## WHAT THE EXERCISE ASKS
Skip the pictures. Copy all the rest of the records down exactly.

------ RAW DATA ------

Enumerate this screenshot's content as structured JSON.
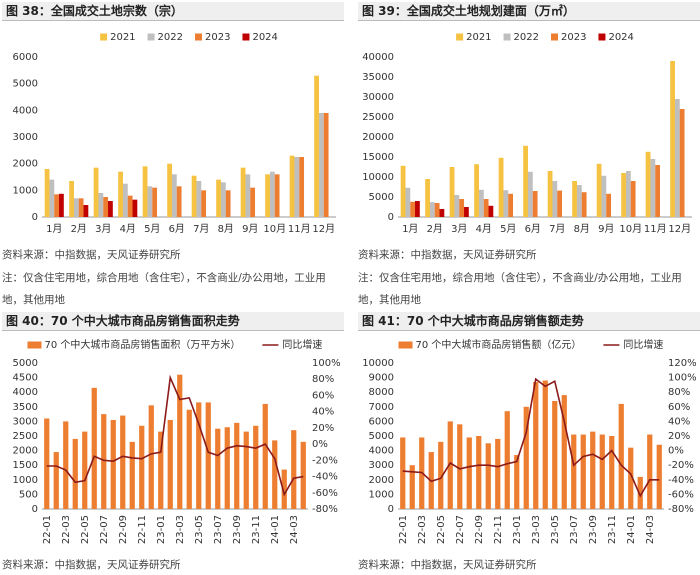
{
  "chart_data": [
    {
      "type": "bar",
      "title": "图 38：全国成交土地宗数（宗）",
      "categories": [
        "1月",
        "2月",
        "3月",
        "4月",
        "5月",
        "6月",
        "7月",
        "8月",
        "9月",
        "10月",
        "11月",
        "12月"
      ],
      "series": [
        {
          "name": "2021",
          "color": "#f5c242",
          "values": [
            1800,
            1350,
            1850,
            1700,
            1900,
            2000,
            1550,
            1400,
            1850,
            1600,
            2300,
            5300
          ]
        },
        {
          "name": "2022",
          "color": "#bfbfbf",
          "values": [
            1400,
            700,
            900,
            1250,
            1150,
            1600,
            1350,
            1300,
            1600,
            1700,
            2250,
            3900
          ]
        },
        {
          "name": "2023",
          "color": "#ed7d31",
          "values": [
            850,
            700,
            750,
            800,
            1100,
            1150,
            1000,
            1000,
            1100,
            1600,
            2250,
            3900
          ]
        },
        {
          "name": "2024",
          "color": "#c00000",
          "values": [
            870,
            450,
            600,
            650,
            null,
            null,
            null,
            null,
            null,
            null,
            null,
            null
          ]
        }
      ],
      "ylim": [
        0,
        6000
      ],
      "yticks": [
        0,
        1000,
        2000,
        3000,
        4000,
        5000,
        6000
      ],
      "source": "资料来源：中指数据，天风证券研究所",
      "note": "注：仅含住宅用地，综合用地（含住宅），不含商业/办公用地，工业用地，其他用地"
    },
    {
      "type": "bar",
      "title": "图 39：全国成交土地规划建面（万㎡）",
      "categories": [
        "1月",
        "2月",
        "3月",
        "4月",
        "5月",
        "6月",
        "7月",
        "8月",
        "9月",
        "10月",
        "11月",
        "12月"
      ],
      "series": [
        {
          "name": "2021",
          "color": "#f5c242",
          "values": [
            12800,
            9500,
            12500,
            13200,
            14800,
            17800,
            11500,
            9000,
            13300,
            11000,
            16300,
            39000
          ]
        },
        {
          "name": "2022",
          "color": "#bfbfbf",
          "values": [
            7300,
            3700,
            5500,
            6800,
            6700,
            11300,
            9000,
            8000,
            10300,
            11500,
            14500,
            29500
          ]
        },
        {
          "name": "2023",
          "color": "#ed7d31",
          "values": [
            3800,
            3500,
            4500,
            4500,
            5800,
            6500,
            6600,
            6200,
            5800,
            9000,
            13000,
            27000
          ]
        },
        {
          "name": "2024",
          "color": "#c00000",
          "values": [
            4000,
            2000,
            2500,
            2800,
            null,
            null,
            null,
            null,
            null,
            null,
            null,
            null
          ]
        }
      ],
      "ylim": [
        0,
        40000
      ],
      "yticks": [
        0,
        5000,
        10000,
        15000,
        20000,
        25000,
        30000,
        35000,
        40000
      ],
      "source": "资料来源：中指数据，天风证券研究所",
      "note": "注：仅含住宅用地，综合用地（含住宅），不含商业/办公用地，工业用地，其他用地"
    },
    {
      "type": "combo",
      "title": "图 40：70 个中大城市商品房销售面积走势",
      "categories": [
        "22-01",
        null,
        "22-03",
        null,
        "22-05",
        null,
        "22-07",
        null,
        "22-09",
        null,
        "22-11",
        null,
        "23-01",
        null,
        "23-03",
        null,
        "23-05",
        null,
        "23-07",
        null,
        "23-09",
        null,
        "23-11",
        null,
        "24-01",
        null,
        "24-03",
        null
      ],
      "series": [
        {
          "name": "70 个中大城市商品房销售面积（万平方米）",
          "type": "bar",
          "color": "#ed7d31",
          "values": [
            3100,
            1950,
            3000,
            2400,
            2650,
            4150,
            3250,
            3050,
            3200,
            2300,
            2850,
            3550,
            2650,
            3050,
            4600,
            3400,
            3650,
            3650,
            2750,
            2800,
            2950,
            2650,
            2850,
            3600,
            2350,
            1350,
            2700,
            2300
          ]
        },
        {
          "name": "同比增速",
          "type": "line",
          "axis": "y2",
          "color": "#8b1a1a",
          "values": [
            -27,
            -27,
            -32,
            -47,
            -45,
            -15,
            -20,
            -21,
            -15,
            -17,
            -18,
            -12,
            -10,
            82,
            55,
            57,
            25,
            -10,
            -14,
            -5,
            -2,
            -3,
            -5,
            0,
            -18,
            -62,
            -42,
            -40
          ]
        }
      ],
      "ylim": [
        0,
        5000
      ],
      "yticks": [
        0,
        500,
        1000,
        1500,
        2000,
        2500,
        3000,
        3500,
        4000,
        4500,
        5000
      ],
      "y2lim": [
        -80,
        100
      ],
      "y2ticks": [
        {
          "value": -80,
          "label": "-80%"
        },
        {
          "value": -60,
          "label": "-60%"
        },
        {
          "value": -40,
          "label": "-40%"
        },
        {
          "value": -20,
          "label": "-20%"
        },
        {
          "value": 0,
          "label": "0%"
        },
        {
          "value": 20,
          "label": "20%"
        },
        {
          "value": 40,
          "label": "40%"
        },
        {
          "value": 60,
          "label": "60%"
        },
        {
          "value": 80,
          "label": "80%"
        },
        {
          "value": 100,
          "label": "100%"
        }
      ],
      "source": "资料来源：中指数据，天风证券研究所"
    },
    {
      "type": "combo",
      "title": "图 41：70 个中大城市商品房销售额走势",
      "categories": [
        "22-01",
        null,
        "22-03",
        null,
        "22-05",
        null,
        "22-07",
        null,
        "22-09",
        null,
        "22-11",
        null,
        "23-01",
        null,
        "23-03",
        null,
        "23-05",
        null,
        "23-07",
        null,
        "23-09",
        null,
        "23-11",
        null,
        "24-01",
        null,
        "24-03",
        null
      ],
      "series": [
        {
          "name": "70 个中大城市商品房销售额（亿元）",
          "type": "bar",
          "color": "#ed7d31",
          "values": [
            4900,
            3000,
            4900,
            3900,
            4600,
            6000,
            5800,
            4900,
            5000,
            4500,
            4800,
            6700,
            3700,
            7000,
            8700,
            8800,
            7400,
            7800,
            5100,
            5100,
            5300,
            5100,
            5000,
            7200,
            4200,
            2200,
            5100,
            4400
          ]
        },
        {
          "name": "同比增速",
          "type": "line",
          "axis": "y2",
          "color": "#8b1a1a",
          "values": [
            -28,
            -29,
            -30,
            -42,
            -38,
            -17,
            -25,
            -22,
            -20,
            -20,
            -22,
            -18,
            -15,
            25,
            98,
            88,
            95,
            40,
            -20,
            -8,
            -5,
            -12,
            0,
            -20,
            -32,
            -62,
            -40,
            -40
          ]
        }
      ],
      "ylim": [
        0,
        10000
      ],
      "yticks": [
        0,
        1000,
        2000,
        3000,
        4000,
        5000,
        6000,
        7000,
        8000,
        9000,
        10000
      ],
      "y2lim": [
        -80,
        120
      ],
      "y2ticks": [
        {
          "value": -80,
          "label": "-80%"
        },
        {
          "value": -60,
          "label": "-60%"
        },
        {
          "value": -40,
          "label": "-40%"
        },
        {
          "value": -20,
          "label": "-20%"
        },
        {
          "value": 0,
          "label": "0%"
        },
        {
          "value": 20,
          "label": "20%"
        },
        {
          "value": 40,
          "label": "40%"
        },
        {
          "value": 60,
          "label": "60%"
        },
        {
          "value": 80,
          "label": "80%"
        },
        {
          "value": 100,
          "label": "100%"
        },
        {
          "value": 120,
          "label": "120%"
        }
      ],
      "source": "资料来源：中指数据，天风证券研究所"
    }
  ]
}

------

## TASK ANSWER
Enumerate this screenshot's content as structured JSON.
{
  "chart_data": [
    {
      "type": "bar",
      "title": "图 38：全国成交土地宗数（宗）",
      "categories": [
        "1月",
        "2月",
        "3月",
        "4月",
        "5月",
        "6月",
        "7月",
        "8月",
        "9月",
        "10月",
        "11月",
        "12月"
      ],
      "series": [
        {
          "name": "2021",
          "color": "#f5c242",
          "values": [
            1800,
            1350,
            1850,
            1700,
            1900,
            2000,
            1550,
            1400,
            1850,
            1600,
            2300,
            5300
          ]
        },
        {
          "name": "2022",
          "color": "#bfbfbf",
          "values": [
            1400,
            700,
            900,
            1250,
            1150,
            1600,
            1350,
            1300,
            1600,
            1700,
            2250,
            3900
          ]
        },
        {
          "name": "2023",
          "color": "#ed7d31",
          "values": [
            850,
            700,
            750,
            800,
            1100,
            1150,
            1000,
            1000,
            1100,
            1600,
            2250,
            3900
          ]
        },
        {
          "name": "2024",
          "color": "#c00000",
          "values": [
            870,
            450,
            600,
            650,
            null,
            null,
            null,
            null,
            null,
            null,
            null,
            null
          ]
        }
      ],
      "ylim": [
        0,
        6000
      ],
      "yticks": [
        0,
        1000,
        2000,
        3000,
        4000,
        5000,
        6000
      ],
      "source": "资料来源：中指数据，天风证券研究所",
      "note": "注：仅含住宅用地，综合用地（含住宅），不含商业/办公用地，工业用地，其他用地"
    },
    {
      "type": "bar",
      "title": "图 39：全国成交土地规划建面（万㎡）",
      "categories": [
        "1月",
        "2月",
        "3月",
        "4月",
        "5月",
        "6月",
        "7月",
        "8月",
        "9月",
        "10月",
        "11月",
        "12月"
      ],
      "series": [
        {
          "name": "2021",
          "color": "#f5c242",
          "values": [
            12800,
            9500,
            12500,
            13200,
            14800,
            17800,
            11500,
            9000,
            13300,
            11000,
            16300,
            39000
          ]
        },
        {
          "name": "2022",
          "color": "#bfbfbf",
          "values": [
            7300,
            3700,
            5500,
            6800,
            6700,
            11300,
            9000,
            8000,
            10300,
            11500,
            14500,
            29500
          ]
        },
        {
          "name": "2023",
          "color": "#ed7d31",
          "values": [
            3800,
            3500,
            4500,
            4500,
            5800,
            6500,
            6600,
            6200,
            5800,
            9000,
            13000,
            27000
          ]
        },
        {
          "name": "2024",
          "color": "#c00000",
          "values": [
            4000,
            2000,
            2500,
            2800,
            null,
            null,
            null,
            null,
            null,
            null,
            null,
            null
          ]
        }
      ],
      "ylim": [
        0,
        40000
      ],
      "yticks": [
        0,
        5000,
        10000,
        15000,
        20000,
        25000,
        30000,
        35000,
        40000
      ],
      "source": "资料来源：中指数据，天风证券研究所",
      "note": "注：仅含住宅用地，综合用地（含住宅），不含商业/办公用地，工业用地，其他用地"
    },
    {
      "type": "combo",
      "title": "图 40：70 个中大城市商品房销售面积走势",
      "categories": [
        "22-01",
        null,
        "22-03",
        null,
        "22-05",
        null,
        "22-07",
        null,
        "22-09",
        null,
        "22-11",
        null,
        "23-01",
        null,
        "23-03",
        null,
        "23-05",
        null,
        "23-07",
        null,
        "23-09",
        null,
        "23-11",
        null,
        "24-01",
        null,
        "24-03",
        null
      ],
      "series": [
        {
          "name": "70 个中大城市商品房销售面积（万平方米）",
          "type": "bar",
          "color": "#ed7d31",
          "values": [
            3100,
            1950,
            3000,
            2400,
            2650,
            4150,
            3250,
            3050,
            3200,
            2300,
            2850,
            3550,
            2650,
            3050,
            4600,
            3400,
            3650,
            3650,
            2750,
            2800,
            2950,
            2650,
            2850,
            3600,
            2350,
            1350,
            2700,
            2300
          ]
        },
        {
          "name": "同比增速",
          "type": "line",
          "axis": "y2",
          "color": "#8b1a1a",
          "values": [
            -27,
            -27,
            -32,
            -47,
            -45,
            -15,
            -20,
            -21,
            -15,
            -17,
            -18,
            -12,
            -10,
            82,
            55,
            57,
            25,
            -10,
            -14,
            -5,
            -2,
            -3,
            -5,
            0,
            -18,
            -62,
            -42,
            -40
          ]
        }
      ],
      "ylim": [
        0,
        5000
      ],
      "yticks": [
        0,
        500,
        1000,
        1500,
        2000,
        2500,
        3000,
        3500,
        4000,
        4500,
        5000
      ],
      "y2lim": [
        -80,
        100
      ],
      "y2ticks": [
        {
          "value": -80,
          "label": "-80%"
        },
        {
          "value": -60,
          "label": "-60%"
        },
        {
          "value": -40,
          "label": "-40%"
        },
        {
          "value": -20,
          "label": "-20%"
        },
        {
          "value": 0,
          "label": "0%"
        },
        {
          "value": 20,
          "label": "20%"
        },
        {
          "value": 40,
          "label": "40%"
        },
        {
          "value": 60,
          "label": "60%"
        },
        {
          "value": 80,
          "label": "80%"
        },
        {
          "value": 100,
          "label": "100%"
        }
      ],
      "source": "资料来源：中指数据，天风证券研究所"
    },
    {
      "type": "combo",
      "title": "图 41：70 个中大城市商品房销售额走势",
      "categories": [
        "22-01",
        null,
        "22-03",
        null,
        "22-05",
        null,
        "22-07",
        null,
        "22-09",
        null,
        "22-11",
        null,
        "23-01",
        null,
        "23-03",
        null,
        "23-05",
        null,
        "23-07",
        null,
        "23-09",
        null,
        "23-11",
        null,
        "24-01",
        null,
        "24-03",
        null
      ],
      "series": [
        {
          "name": "70 个中大城市商品房销售额（亿元）",
          "type": "bar",
          "color": "#ed7d31",
          "values": [
            4900,
            3000,
            4900,
            3900,
            4600,
            6000,
            5800,
            4900,
            5000,
            4500,
            4800,
            6700,
            3700,
            7000,
            8700,
            8800,
            7400,
            7800,
            5100,
            5100,
            5300,
            5100,
            5000,
            7200,
            4200,
            2200,
            5100,
            4400
          ]
        },
        {
          "name": "同比增速",
          "type": "line",
          "axis": "y2",
          "color": "#8b1a1a",
          "values": [
            -28,
            -29,
            -30,
            -42,
            -38,
            -17,
            -25,
            -22,
            -20,
            -20,
            -22,
            -18,
            -15,
            25,
            98,
            88,
            95,
            40,
            -20,
            -8,
            -5,
            -12,
            0,
            -20,
            -32,
            -62,
            -40,
            -40
          ]
        }
      ],
      "ylim": [
        0,
        10000
      ],
      "yticks": [
        0,
        1000,
        2000,
        3000,
        4000,
        5000,
        6000,
        7000,
        8000,
        9000,
        10000
      ],
      "y2lim": [
        -80,
        120
      ],
      "y2ticks": [
        {
          "value": -80,
          "label": "-80%"
        },
        {
          "value": -60,
          "label": "-60%"
        },
        {
          "value": -40,
          "label": "-40%"
        },
        {
          "value": -20,
          "label": "-20%"
        },
        {
          "value": 0,
          "label": "0%"
        },
        {
          "value": 20,
          "label": "20%"
        },
        {
          "value": 40,
          "label": "40%"
        },
        {
          "value": 60,
          "label": "60%"
        },
        {
          "value": 80,
          "label": "80%"
        },
        {
          "value": 100,
          "label": "100%"
        },
        {
          "value": 120,
          "label": "120%"
        }
      ],
      "source": "资料来源：中指数据，天风证券研究所"
    }
  ]
}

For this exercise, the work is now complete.